>> Begin SUPPLIED MATERIAL

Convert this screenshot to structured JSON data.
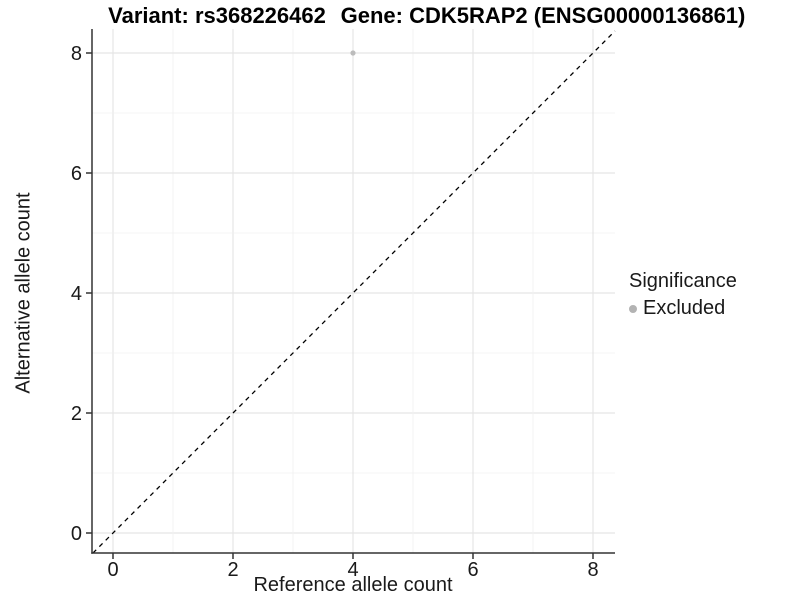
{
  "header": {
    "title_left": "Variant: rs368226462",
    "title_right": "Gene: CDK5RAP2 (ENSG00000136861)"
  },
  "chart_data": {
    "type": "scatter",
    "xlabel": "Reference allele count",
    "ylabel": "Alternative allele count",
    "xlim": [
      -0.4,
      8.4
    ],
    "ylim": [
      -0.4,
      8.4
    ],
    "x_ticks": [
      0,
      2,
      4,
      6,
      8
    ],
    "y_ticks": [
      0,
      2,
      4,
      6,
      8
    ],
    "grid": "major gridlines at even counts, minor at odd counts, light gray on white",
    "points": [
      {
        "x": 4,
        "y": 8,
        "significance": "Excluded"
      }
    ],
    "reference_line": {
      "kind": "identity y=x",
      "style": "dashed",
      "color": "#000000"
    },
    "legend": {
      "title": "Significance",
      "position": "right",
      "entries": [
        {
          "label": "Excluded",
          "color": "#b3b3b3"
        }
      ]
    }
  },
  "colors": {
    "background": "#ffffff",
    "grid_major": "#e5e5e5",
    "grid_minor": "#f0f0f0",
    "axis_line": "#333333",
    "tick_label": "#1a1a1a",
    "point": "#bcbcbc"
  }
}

>> End SUPPLIED MATERIAL
>> Begin SUPPLIED MATERIAL

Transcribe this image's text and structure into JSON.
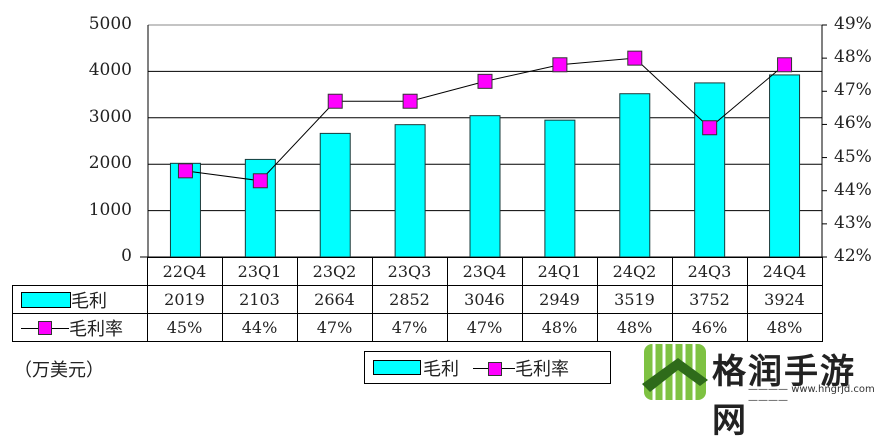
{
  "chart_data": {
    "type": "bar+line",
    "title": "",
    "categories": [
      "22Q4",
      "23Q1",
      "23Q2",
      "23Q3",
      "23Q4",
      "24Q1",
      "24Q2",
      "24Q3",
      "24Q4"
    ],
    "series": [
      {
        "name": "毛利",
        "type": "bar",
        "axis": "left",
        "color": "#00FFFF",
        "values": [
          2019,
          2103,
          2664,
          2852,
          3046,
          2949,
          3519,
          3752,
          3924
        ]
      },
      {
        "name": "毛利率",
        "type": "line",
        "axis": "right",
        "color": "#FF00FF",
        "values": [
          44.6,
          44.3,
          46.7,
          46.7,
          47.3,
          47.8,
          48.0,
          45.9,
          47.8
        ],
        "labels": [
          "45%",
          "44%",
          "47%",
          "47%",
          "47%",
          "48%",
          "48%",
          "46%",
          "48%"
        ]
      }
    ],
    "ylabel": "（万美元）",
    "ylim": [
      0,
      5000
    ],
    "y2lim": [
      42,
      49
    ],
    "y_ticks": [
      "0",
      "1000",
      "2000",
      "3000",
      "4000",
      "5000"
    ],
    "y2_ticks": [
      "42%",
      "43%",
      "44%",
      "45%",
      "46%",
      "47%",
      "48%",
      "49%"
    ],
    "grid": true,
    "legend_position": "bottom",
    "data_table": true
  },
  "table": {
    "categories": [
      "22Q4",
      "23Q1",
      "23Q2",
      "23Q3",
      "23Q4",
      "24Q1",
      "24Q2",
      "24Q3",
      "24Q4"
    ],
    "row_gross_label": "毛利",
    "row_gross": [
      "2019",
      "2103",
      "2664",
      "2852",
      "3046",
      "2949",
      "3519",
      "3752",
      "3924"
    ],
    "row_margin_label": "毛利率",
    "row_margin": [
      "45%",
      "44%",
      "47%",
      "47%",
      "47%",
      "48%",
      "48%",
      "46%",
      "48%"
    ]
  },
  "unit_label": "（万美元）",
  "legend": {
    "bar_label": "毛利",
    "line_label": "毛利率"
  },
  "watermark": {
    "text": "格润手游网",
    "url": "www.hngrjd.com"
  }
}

>> End SUPPLIED MATERIAL

- **WHAT THE EXERCISE ASKS**:
Pick out every line holding the string "this" and return it.

- **RESULT**:
Convert this screenshot to structured JSON data.
Transcribe this image's text and structure into JSON.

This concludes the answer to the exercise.